Written instruction -> Your copy of the material must match it exactly, except that pictures are dropped.

Stored items from a collection ->
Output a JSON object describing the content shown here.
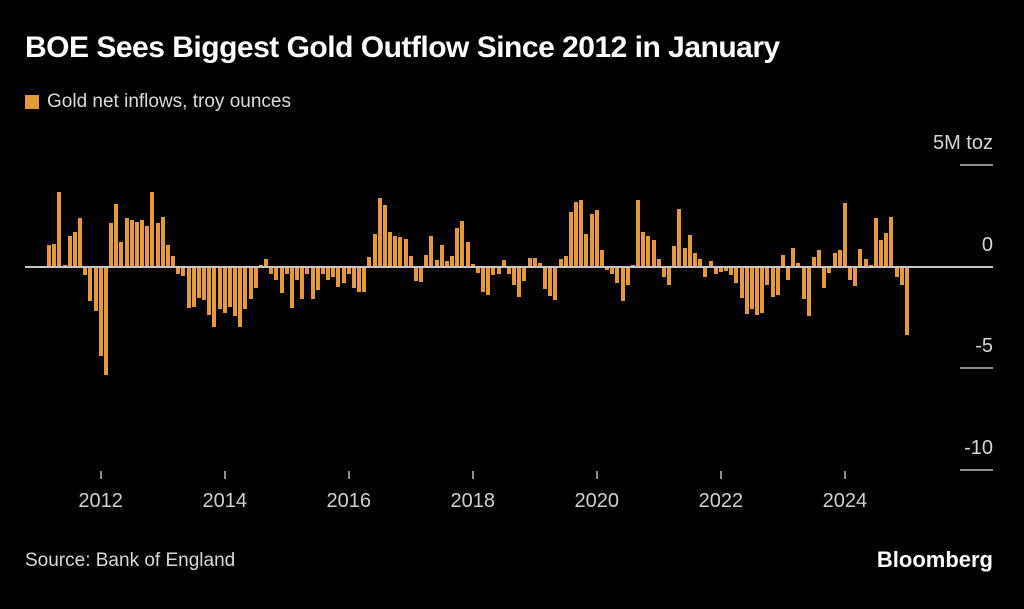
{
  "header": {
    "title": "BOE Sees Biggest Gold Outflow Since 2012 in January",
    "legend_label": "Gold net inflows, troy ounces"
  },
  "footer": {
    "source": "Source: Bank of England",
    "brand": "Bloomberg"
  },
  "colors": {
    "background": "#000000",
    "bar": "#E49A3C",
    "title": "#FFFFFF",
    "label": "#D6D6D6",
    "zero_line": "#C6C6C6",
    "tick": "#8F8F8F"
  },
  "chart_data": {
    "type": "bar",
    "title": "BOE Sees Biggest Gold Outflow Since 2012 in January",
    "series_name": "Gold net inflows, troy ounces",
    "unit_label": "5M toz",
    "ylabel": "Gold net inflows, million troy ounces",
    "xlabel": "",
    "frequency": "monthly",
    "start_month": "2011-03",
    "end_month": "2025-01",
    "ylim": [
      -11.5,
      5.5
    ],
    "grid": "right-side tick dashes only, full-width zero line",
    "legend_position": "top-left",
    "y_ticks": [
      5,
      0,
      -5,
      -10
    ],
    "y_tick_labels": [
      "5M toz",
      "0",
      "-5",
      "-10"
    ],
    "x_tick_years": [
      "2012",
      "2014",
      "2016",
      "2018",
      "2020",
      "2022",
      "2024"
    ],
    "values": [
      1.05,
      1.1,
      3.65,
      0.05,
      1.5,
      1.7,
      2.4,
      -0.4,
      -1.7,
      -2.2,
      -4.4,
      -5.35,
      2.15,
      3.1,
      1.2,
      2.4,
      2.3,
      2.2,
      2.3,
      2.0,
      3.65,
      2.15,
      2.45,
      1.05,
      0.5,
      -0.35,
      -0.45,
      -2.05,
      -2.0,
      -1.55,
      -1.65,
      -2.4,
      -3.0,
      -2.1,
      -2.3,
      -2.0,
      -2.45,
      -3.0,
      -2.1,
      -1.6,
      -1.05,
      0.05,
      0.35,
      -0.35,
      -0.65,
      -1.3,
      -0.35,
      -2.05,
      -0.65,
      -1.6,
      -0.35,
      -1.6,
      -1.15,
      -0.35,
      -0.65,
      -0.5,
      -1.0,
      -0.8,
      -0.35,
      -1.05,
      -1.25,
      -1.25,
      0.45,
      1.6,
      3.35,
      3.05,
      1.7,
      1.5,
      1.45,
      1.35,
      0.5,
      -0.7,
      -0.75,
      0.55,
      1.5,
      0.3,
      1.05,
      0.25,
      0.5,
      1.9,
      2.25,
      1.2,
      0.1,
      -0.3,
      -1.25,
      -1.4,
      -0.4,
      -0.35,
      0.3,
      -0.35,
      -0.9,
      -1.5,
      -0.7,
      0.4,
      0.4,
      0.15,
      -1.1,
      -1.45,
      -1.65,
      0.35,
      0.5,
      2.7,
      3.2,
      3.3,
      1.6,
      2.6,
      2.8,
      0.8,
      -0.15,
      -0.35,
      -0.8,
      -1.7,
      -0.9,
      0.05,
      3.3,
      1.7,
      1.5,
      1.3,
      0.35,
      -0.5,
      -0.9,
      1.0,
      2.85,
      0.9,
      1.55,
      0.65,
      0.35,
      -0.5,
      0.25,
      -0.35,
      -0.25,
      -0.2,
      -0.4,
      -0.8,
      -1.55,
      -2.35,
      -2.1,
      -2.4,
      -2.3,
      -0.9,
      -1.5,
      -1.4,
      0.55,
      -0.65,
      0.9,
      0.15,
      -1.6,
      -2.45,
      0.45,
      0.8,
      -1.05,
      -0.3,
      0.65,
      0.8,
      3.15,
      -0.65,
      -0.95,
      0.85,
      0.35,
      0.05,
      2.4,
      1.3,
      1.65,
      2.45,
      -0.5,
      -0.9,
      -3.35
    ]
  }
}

Problem solution ->
Output a JSON object describing the content shown here.
{
  "header": {
    "title": "BOE Sees Biggest Gold Outflow Since 2012 in January",
    "legend_label": "Gold net inflows, troy ounces"
  },
  "footer": {
    "source": "Source: Bank of England",
    "brand": "Bloomberg"
  },
  "colors": {
    "background": "#000000",
    "bar": "#E49A3C",
    "title": "#FFFFFF",
    "label": "#D6D6D6",
    "zero_line": "#C6C6C6",
    "tick": "#8F8F8F"
  },
  "chart_data": {
    "type": "bar",
    "title": "BOE Sees Biggest Gold Outflow Since 2012 in January",
    "series_name": "Gold net inflows, troy ounces",
    "unit_label": "5M toz",
    "ylabel": "Gold net inflows, million troy ounces",
    "xlabel": "",
    "frequency": "monthly",
    "start_month": "2011-03",
    "end_month": "2025-01",
    "ylim": [
      -11.5,
      5.5
    ],
    "grid": "right-side tick dashes only, full-width zero line",
    "legend_position": "top-left",
    "y_ticks": [
      5,
      0,
      -5,
      -10
    ],
    "y_tick_labels": [
      "5M toz",
      "0",
      "-5",
      "-10"
    ],
    "x_tick_years": [
      "2012",
      "2014",
      "2016",
      "2018",
      "2020",
      "2022",
      "2024"
    ],
    "values": [
      1.05,
      1.1,
      3.65,
      0.05,
      1.5,
      1.7,
      2.4,
      -0.4,
      -1.7,
      -2.2,
      -4.4,
      -5.35,
      2.15,
      3.1,
      1.2,
      2.4,
      2.3,
      2.2,
      2.3,
      2.0,
      3.65,
      2.15,
      2.45,
      1.05,
      0.5,
      -0.35,
      -0.45,
      -2.05,
      -2.0,
      -1.55,
      -1.65,
      -2.4,
      -3.0,
      -2.1,
      -2.3,
      -2.0,
      -2.45,
      -3.0,
      -2.1,
      -1.6,
      -1.05,
      0.05,
      0.35,
      -0.35,
      -0.65,
      -1.3,
      -0.35,
      -2.05,
      -0.65,
      -1.6,
      -0.35,
      -1.6,
      -1.15,
      -0.35,
      -0.65,
      -0.5,
      -1.0,
      -0.8,
      -0.35,
      -1.05,
      -1.25,
      -1.25,
      0.45,
      1.6,
      3.35,
      3.05,
      1.7,
      1.5,
      1.45,
      1.35,
      0.5,
      -0.7,
      -0.75,
      0.55,
      1.5,
      0.3,
      1.05,
      0.25,
      0.5,
      1.9,
      2.25,
      1.2,
      0.1,
      -0.3,
      -1.25,
      -1.4,
      -0.4,
      -0.35,
      0.3,
      -0.35,
      -0.9,
      -1.5,
      -0.7,
      0.4,
      0.4,
      0.15,
      -1.1,
      -1.45,
      -1.65,
      0.35,
      0.5,
      2.7,
      3.2,
      3.3,
      1.6,
      2.6,
      2.8,
      0.8,
      -0.15,
      -0.35,
      -0.8,
      -1.7,
      -0.9,
      0.05,
      3.3,
      1.7,
      1.5,
      1.3,
      0.35,
      -0.5,
      -0.9,
      1.0,
      2.85,
      0.9,
      1.55,
      0.65,
      0.35,
      -0.5,
      0.25,
      -0.35,
      -0.25,
      -0.2,
      -0.4,
      -0.8,
      -1.55,
      -2.35,
      -2.1,
      -2.4,
      -2.3,
      -0.9,
      -1.5,
      -1.4,
      0.55,
      -0.65,
      0.9,
      0.15,
      -1.6,
      -2.45,
      0.45,
      0.8,
      -1.05,
      -0.3,
      0.65,
      0.8,
      3.15,
      -0.65,
      -0.95,
      0.85,
      0.35,
      0.05,
      2.4,
      1.3,
      1.65,
      2.45,
      -0.5,
      -0.9,
      -3.35
    ]
  }
}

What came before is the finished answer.